** TO DO **
Each line should be copied exactly.

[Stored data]

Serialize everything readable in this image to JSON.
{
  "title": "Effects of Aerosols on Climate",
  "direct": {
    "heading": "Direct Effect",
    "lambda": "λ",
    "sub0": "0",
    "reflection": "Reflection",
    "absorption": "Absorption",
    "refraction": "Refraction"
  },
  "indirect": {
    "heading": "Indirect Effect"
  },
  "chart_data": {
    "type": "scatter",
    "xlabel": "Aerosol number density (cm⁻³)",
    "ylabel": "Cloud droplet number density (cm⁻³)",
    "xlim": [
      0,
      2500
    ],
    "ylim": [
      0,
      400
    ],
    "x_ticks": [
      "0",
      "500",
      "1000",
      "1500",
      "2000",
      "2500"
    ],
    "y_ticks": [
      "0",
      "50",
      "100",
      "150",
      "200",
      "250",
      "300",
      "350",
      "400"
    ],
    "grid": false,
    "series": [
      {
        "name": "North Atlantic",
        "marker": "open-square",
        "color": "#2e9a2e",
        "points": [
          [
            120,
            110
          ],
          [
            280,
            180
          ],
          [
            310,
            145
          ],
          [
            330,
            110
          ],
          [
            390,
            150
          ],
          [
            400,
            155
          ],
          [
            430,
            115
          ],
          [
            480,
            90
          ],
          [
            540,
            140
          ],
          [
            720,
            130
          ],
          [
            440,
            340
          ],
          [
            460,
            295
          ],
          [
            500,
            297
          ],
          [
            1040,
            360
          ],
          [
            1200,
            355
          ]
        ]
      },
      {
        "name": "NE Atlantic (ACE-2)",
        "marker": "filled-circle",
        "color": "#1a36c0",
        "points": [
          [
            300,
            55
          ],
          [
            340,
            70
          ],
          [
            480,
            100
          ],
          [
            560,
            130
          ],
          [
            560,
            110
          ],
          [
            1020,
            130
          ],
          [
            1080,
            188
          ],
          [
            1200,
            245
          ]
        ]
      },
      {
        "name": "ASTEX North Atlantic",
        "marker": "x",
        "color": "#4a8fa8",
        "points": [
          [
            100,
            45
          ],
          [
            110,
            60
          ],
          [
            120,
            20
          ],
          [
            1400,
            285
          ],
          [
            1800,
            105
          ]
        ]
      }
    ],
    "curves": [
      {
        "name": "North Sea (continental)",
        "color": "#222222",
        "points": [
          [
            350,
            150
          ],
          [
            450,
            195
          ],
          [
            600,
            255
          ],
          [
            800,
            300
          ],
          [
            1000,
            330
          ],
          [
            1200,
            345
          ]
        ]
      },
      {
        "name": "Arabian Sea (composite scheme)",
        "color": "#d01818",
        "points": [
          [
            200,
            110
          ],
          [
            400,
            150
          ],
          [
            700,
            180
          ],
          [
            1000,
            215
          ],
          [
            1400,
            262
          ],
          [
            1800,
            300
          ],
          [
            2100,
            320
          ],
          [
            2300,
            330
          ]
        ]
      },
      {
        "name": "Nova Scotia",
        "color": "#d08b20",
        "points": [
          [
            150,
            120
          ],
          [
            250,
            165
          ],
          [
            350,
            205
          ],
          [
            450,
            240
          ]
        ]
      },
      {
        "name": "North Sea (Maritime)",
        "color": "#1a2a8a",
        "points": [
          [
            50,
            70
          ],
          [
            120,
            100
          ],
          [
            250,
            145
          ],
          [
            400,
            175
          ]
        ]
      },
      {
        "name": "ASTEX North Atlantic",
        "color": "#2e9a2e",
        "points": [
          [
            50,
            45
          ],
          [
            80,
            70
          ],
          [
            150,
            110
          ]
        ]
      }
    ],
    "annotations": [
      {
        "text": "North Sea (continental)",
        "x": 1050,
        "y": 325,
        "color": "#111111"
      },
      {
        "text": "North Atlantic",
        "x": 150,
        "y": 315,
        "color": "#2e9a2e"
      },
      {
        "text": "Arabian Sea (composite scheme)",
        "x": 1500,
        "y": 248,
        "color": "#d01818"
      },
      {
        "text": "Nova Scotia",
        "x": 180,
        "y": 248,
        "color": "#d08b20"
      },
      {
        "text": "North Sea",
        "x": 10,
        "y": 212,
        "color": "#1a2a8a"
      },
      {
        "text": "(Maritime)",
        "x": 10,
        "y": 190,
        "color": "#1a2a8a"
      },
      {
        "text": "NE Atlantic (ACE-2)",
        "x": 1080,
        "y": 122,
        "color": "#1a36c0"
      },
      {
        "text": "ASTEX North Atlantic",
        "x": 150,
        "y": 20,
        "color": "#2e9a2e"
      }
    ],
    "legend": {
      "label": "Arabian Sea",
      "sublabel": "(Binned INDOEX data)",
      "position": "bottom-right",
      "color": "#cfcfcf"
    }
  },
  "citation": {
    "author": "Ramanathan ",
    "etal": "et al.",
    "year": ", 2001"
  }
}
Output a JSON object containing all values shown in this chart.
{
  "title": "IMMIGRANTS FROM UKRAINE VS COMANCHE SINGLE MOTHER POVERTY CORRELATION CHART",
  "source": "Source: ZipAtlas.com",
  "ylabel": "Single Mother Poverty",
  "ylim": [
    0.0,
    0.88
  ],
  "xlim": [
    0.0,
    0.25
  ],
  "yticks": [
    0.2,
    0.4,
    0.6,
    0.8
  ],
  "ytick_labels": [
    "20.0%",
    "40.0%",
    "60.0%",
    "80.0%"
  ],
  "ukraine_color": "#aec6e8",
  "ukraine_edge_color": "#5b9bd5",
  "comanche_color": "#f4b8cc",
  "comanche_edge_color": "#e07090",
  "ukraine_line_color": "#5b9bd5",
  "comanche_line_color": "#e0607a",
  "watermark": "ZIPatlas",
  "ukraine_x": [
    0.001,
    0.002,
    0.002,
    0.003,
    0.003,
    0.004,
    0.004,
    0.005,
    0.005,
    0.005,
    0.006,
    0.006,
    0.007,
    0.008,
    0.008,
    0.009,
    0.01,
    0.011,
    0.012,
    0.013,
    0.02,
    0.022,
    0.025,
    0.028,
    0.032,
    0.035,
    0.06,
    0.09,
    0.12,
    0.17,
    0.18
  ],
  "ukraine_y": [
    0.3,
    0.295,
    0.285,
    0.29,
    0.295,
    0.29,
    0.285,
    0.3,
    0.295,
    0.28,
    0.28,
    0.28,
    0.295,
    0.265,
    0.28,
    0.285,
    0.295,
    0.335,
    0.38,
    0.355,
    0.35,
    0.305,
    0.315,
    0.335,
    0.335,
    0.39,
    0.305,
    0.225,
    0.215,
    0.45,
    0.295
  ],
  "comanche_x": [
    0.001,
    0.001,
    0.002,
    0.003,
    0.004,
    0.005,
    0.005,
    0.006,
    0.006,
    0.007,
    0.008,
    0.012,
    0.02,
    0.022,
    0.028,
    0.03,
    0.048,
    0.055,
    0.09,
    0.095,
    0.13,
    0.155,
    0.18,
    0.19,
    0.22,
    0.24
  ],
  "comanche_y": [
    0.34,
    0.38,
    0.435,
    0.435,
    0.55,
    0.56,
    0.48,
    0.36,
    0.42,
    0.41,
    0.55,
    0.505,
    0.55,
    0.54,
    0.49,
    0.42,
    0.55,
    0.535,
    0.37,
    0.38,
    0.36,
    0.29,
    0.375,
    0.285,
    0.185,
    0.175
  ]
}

** FINISHED ANSWER **
Serialize everything readable in this image to JSON.
{
  "title": "Effects of Aerosols on Climate",
  "direct": {
    "heading": "Direct Effect",
    "lambda": "λ",
    "sub0": "0",
    "reflection": "Reflection",
    "absorption": "Absorption",
    "refraction": "Refraction"
  },
  "indirect": {
    "heading": "Indirect Effect"
  },
  "chart_data": {
    "type": "scatter",
    "xlabel": "Aerosol number density (cm⁻³)",
    "ylabel": "Cloud droplet number density (cm⁻³)",
    "xlim": [
      0,
      2500
    ],
    "ylim": [
      0,
      400
    ],
    "x_ticks": [
      "0",
      "500",
      "1000",
      "1500",
      "2000",
      "2500"
    ],
    "y_ticks": [
      "0",
      "50",
      "100",
      "150",
      "200",
      "250",
      "300",
      "350",
      "400"
    ],
    "grid": false,
    "series": [
      {
        "name": "North Atlantic",
        "marker": "open-square",
        "color": "#2e9a2e",
        "points": [
          [
            120,
            110
          ],
          [
            280,
            180
          ],
          [
            310,
            145
          ],
          [
            330,
            110
          ],
          [
            390,
            150
          ],
          [
            400,
            155
          ],
          [
            430,
            115
          ],
          [
            480,
            90
          ],
          [
            540,
            140
          ],
          [
            720,
            130
          ],
          [
            440,
            340
          ],
          [
            460,
            295
          ],
          [
            500,
            297
          ],
          [
            1040,
            360
          ],
          [
            1200,
            355
          ]
        ]
      },
      {
        "name": "NE Atlantic (ACE-2)",
        "marker": "filled-circle",
        "color": "#1a36c0",
        "points": [
          [
            300,
            55
          ],
          [
            340,
            70
          ],
          [
            480,
            100
          ],
          [
            560,
            130
          ],
          [
            560,
            110
          ],
          [
            1020,
            130
          ],
          [
            1080,
            188
          ],
          [
            1200,
            245
          ]
        ]
      },
      {
        "name": "ASTEX North Atlantic",
        "marker": "x",
        "color": "#4a8fa8",
        "points": [
          [
            100,
            45
          ],
          [
            110,
            60
          ],
          [
            120,
            20
          ],
          [
            1400,
            285
          ],
          [
            1800,
            105
          ]
        ]
      }
    ],
    "curves": [
      {
        "name": "North Sea (continental)",
        "color": "#222222",
        "points": [
          [
            350,
            150
          ],
          [
            450,
            195
          ],
          [
            600,
            255
          ],
          [
            800,
            300
          ],
          [
            1000,
            330
          ],
          [
            1200,
            345
          ]
        ]
      },
      {
        "name": "Arabian Sea (composite scheme)",
        "color": "#d01818",
        "points": [
          [
            200,
            110
          ],
          [
            400,
            150
          ],
          [
            700,
            180
          ],
          [
            1000,
            215
          ],
          [
            1400,
            262
          ],
          [
            1800,
            300
          ],
          [
            2100,
            320
          ],
          [
            2300,
            330
          ]
        ]
      },
      {
        "name": "Nova Scotia",
        "color": "#d08b20",
        "points": [
          [
            150,
            120
          ],
          [
            250,
            165
          ],
          [
            350,
            205
          ],
          [
            450,
            240
          ]
        ]
      },
      {
        "name": "North Sea (Maritime)",
        "color": "#1a2a8a",
        "points": [
          [
            50,
            70
          ],
          [
            120,
            100
          ],
          [
            250,
            145
          ],
          [
            400,
            175
          ]
        ]
      },
      {
        "name": "ASTEX North Atlantic",
        "color": "#2e9a2e",
        "points": [
          [
            50,
            45
          ],
          [
            80,
            70
          ],
          [
            150,
            110
          ]
        ]
      }
    ],
    "annotations": [
      {
        "text": "North Sea (continental)",
        "x": 1050,
        "y": 325,
        "color": "#111111"
      },
      {
        "text": "North Atlantic",
        "x": 150,
        "y": 315,
        "color": "#2e9a2e"
      },
      {
        "text": "Arabian Sea (composite scheme)",
        "x": 1500,
        "y": 248,
        "color": "#d01818"
      },
      {
        "text": "Nova Scotia",
        "x": 180,
        "y": 248,
        "color": "#d08b20"
      },
      {
        "text": "North Sea",
        "x": 10,
        "y": 212,
        "color": "#1a2a8a"
      },
      {
        "text": "(Maritime)",
        "x": 10,
        "y": 190,
        "color": "#1a2a8a"
      },
      {
        "text": "NE Atlantic (ACE-2)",
        "x": 1080,
        "y": 122,
        "color": "#1a36c0"
      },
      {
        "text": "ASTEX North Atlantic",
        "x": 150,
        "y": 20,
        "color": "#2e9a2e"
      }
    ],
    "legend": {
      "label": "Arabian Sea",
      "sublabel": "(Binned INDOEX data)",
      "position": "bottom-right",
      "color": "#cfcfcf"
    }
  },
  "citation": {
    "author": "Ramanathan ",
    "etal": "et al.",
    "year": ", 2001"
  }
}
Output a JSON object containing all values shown in this chart.
{
  "title": "IMMIGRANTS FROM UKRAINE VS COMANCHE SINGLE MOTHER POVERTY CORRELATION CHART",
  "source": "Source: ZipAtlas.com",
  "ylabel": "Single Mother Poverty",
  "ylim": [
    0.0,
    0.88
  ],
  "xlim": [
    0.0,
    0.25
  ],
  "yticks": [
    0.2,
    0.4,
    0.6,
    0.8
  ],
  "ytick_labels": [
    "20.0%",
    "40.0%",
    "60.0%",
    "80.0%"
  ],
  "ukraine_color": "#aec6e8",
  "ukraine_edge_color": "#5b9bd5",
  "comanche_color": "#f4b8cc",
  "comanche_edge_color": "#e07090",
  "ukraine_line_color": "#5b9bd5",
  "comanche_line_color": "#e0607a",
  "watermark": "ZIPatlas",
  "ukraine_x": [
    0.001,
    0.002,
    0.002,
    0.003,
    0.003,
    0.004,
    0.004,
    0.005,
    0.005,
    0.005,
    0.006,
    0.006,
    0.007,
    0.008,
    0.008,
    0.009,
    0.01,
    0.011,
    0.012,
    0.013,
    0.02,
    0.022,
    0.025,
    0.028,
    0.032,
    0.035,
    0.06,
    0.09,
    0.12,
    0.17,
    0.18
  ],
  "ukraine_y": [
    0.3,
    0.295,
    0.285,
    0.29,
    0.295,
    0.29,
    0.285,
    0.3,
    0.295,
    0.28,
    0.28,
    0.28,
    0.295,
    0.265,
    0.28,
    0.285,
    0.295,
    0.335,
    0.38,
    0.355,
    0.35,
    0.305,
    0.315,
    0.335,
    0.335,
    0.39,
    0.305,
    0.225,
    0.215,
    0.45,
    0.295
  ],
  "comanche_x": [
    0.001,
    0.001,
    0.002,
    0.003,
    0.004,
    0.005,
    0.005,
    0.006,
    0.006,
    0.007,
    0.008,
    0.012,
    0.02,
    0.022,
    0.028,
    0.03,
    0.048,
    0.055,
    0.09,
    0.095,
    0.13,
    0.155,
    0.18,
    0.19,
    0.22,
    0.24
  ],
  "comanche_y": [
    0.34,
    0.38,
    0.435,
    0.435,
    0.55,
    0.56,
    0.48,
    0.36,
    0.42,
    0.41,
    0.55,
    0.505,
    0.55,
    0.54,
    0.49,
    0.42,
    0.55,
    0.535,
    0.37,
    0.38,
    0.36,
    0.29,
    0.375,
    0.285,
    0.185,
    0.175
  ]
}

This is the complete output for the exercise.